Steve Dunne Posted November 3, 2018 Share Posted November 3, 2018 Hi Bruce! No hiding place eh?. My chicken hopper design would be no good here, it is for feeding a lower small tank from a larger and higher-positioned reservoir. I like Roger's suggestion of welding two tanks together, but I would cold-weld (glue) them with a suitable plastic weld adhesive (experiments required with old tank material) then bandage the weld with a ribbon soaked in Foam-tac or UHU Por. This gives you lots of time for playing and manouevering, and probably is much easier to create a non-leaky joint. I have not tried this with a fuel tank, but used exactly this method some years ago to create made-to-fit bottles for thinners etc. in a home-made en-plein-air painting kit. They are still working... Good luck - and have fun experimenting Steve. Quote Link to comment Share on other sites More sharing options...
fly boy3 Posted November 3, 2018 Author Share Posted November 3, 2018 I too like this adhesive join method. Can anyone say what actual material tanks are made from ? Cheers Quote Link to comment Share on other sites More sharing options...

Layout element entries
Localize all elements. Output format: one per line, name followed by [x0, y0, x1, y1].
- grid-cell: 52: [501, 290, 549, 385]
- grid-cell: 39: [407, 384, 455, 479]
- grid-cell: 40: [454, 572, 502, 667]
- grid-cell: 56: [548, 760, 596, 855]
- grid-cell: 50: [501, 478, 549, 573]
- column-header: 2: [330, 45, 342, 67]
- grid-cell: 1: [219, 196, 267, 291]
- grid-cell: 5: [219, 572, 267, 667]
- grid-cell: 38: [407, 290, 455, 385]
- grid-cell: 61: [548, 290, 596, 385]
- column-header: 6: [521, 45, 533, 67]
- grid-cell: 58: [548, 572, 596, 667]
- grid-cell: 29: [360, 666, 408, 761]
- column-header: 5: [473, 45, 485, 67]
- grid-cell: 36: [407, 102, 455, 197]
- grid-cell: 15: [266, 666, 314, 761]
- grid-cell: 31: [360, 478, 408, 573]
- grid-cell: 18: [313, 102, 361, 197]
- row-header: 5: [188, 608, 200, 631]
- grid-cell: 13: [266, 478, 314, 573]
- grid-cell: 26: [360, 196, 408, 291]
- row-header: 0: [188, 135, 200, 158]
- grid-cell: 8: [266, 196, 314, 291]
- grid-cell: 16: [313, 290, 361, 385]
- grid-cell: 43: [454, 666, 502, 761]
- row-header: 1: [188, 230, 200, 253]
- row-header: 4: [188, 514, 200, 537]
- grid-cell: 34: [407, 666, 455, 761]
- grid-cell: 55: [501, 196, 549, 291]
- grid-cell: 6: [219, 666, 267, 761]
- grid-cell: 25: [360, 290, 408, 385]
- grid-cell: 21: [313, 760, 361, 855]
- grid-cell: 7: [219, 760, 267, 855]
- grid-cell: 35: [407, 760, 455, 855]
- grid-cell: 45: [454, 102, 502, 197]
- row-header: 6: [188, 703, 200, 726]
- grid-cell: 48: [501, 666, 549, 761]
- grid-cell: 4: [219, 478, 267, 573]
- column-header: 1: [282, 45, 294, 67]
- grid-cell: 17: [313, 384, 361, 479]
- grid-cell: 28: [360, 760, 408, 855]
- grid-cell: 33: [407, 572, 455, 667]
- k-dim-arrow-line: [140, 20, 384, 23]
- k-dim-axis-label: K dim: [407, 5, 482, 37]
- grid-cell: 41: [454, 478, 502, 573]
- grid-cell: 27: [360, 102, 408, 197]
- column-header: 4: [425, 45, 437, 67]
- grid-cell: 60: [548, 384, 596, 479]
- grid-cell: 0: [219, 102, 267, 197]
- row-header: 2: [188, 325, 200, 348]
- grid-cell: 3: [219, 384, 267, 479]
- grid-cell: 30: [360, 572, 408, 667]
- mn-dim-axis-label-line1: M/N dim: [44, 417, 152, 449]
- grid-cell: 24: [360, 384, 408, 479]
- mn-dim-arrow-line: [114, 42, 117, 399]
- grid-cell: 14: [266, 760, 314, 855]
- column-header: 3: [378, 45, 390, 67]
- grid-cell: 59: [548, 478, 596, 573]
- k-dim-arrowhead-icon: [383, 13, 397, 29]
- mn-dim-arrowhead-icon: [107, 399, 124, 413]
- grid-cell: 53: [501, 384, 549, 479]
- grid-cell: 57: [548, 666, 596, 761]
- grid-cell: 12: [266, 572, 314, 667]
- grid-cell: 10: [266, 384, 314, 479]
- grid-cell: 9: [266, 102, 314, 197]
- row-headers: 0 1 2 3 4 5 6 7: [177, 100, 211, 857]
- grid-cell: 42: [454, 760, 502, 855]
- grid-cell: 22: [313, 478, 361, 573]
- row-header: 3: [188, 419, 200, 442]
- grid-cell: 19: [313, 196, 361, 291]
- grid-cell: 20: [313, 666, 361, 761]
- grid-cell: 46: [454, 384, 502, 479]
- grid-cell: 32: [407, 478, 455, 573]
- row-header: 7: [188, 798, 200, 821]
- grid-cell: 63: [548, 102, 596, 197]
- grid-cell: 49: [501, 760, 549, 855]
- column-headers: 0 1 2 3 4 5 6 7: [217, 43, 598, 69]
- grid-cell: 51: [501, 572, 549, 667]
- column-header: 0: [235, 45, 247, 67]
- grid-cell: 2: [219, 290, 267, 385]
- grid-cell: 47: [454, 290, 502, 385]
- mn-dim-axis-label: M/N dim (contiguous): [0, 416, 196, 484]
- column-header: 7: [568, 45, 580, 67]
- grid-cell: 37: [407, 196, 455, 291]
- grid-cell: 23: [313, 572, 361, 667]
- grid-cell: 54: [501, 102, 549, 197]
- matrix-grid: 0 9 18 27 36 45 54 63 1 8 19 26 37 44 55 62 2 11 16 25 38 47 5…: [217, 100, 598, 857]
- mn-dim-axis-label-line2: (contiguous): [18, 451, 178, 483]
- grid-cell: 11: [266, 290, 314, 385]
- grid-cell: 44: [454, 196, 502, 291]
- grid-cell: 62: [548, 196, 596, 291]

▸ **Exercise 1**
In the forum discussion about joining fuel tanks, why does Steve Dunne prefer gluing the tanks with plastic weld adhesive and bandaging the join over welding them?
▸ **Exercise 2**
According to the forum discussion about joining fuel tanks, what did Steve Dunne make some years ago with this same gluing method?
▸ **Exercise 3**
Continue the forum discussion about joining fuel tanks from its last post.

▸ **Written response 1**
He says gluing and bandaging the join with a ribbon soaked in Foam-tac or UHU Por gives lots of time for playing and maneuvering. He also says it is probably much easier to create a non-leaky joint that way.

▸ **Written response 2**
He made made-to-fit bottles for thinners and similar liquids in a home-made en-plein-air painting kit.

▸ **Written response 3**
Don Fry Posted November 3, 2018 Share Posted November 3, 2018 Now I would make a trough, in wood, close fit to the width of the tank, so the glued ends are butted very accurately and quickly together by simply sliding them together in the trough, and the trough makes it easy to hold the halves still until set Glue might not be a goer, as I think these tanks are polythene. To melt, a plate of heavy metal on the stove would work, not too high a heat. Experiment with scrap bits first. Remember, the smell takes an hour to dissipate. Don't use a non stick pan. Sharpen a good chefs knife first, so if caught, at least you don't suffer. Quote Link to comment Share on other sites More sharing options...
Steve Dunne Posted November 3, 2018 Share Posted November 3, 2018 "I too like this adhesive join method. Can anyone say what actual material tanks are made from ?" Perhaps call SLEC and ask them? Quote Link to comment Share on other sites More sharing options...
Don Fry Posted November 3, 2018 Share Posted November 3, 2018 Sorry, senile double post. Edited By Don Fry on 03/11/2018 13:00:00 Quote Link to comment Share on other sites More sharing options...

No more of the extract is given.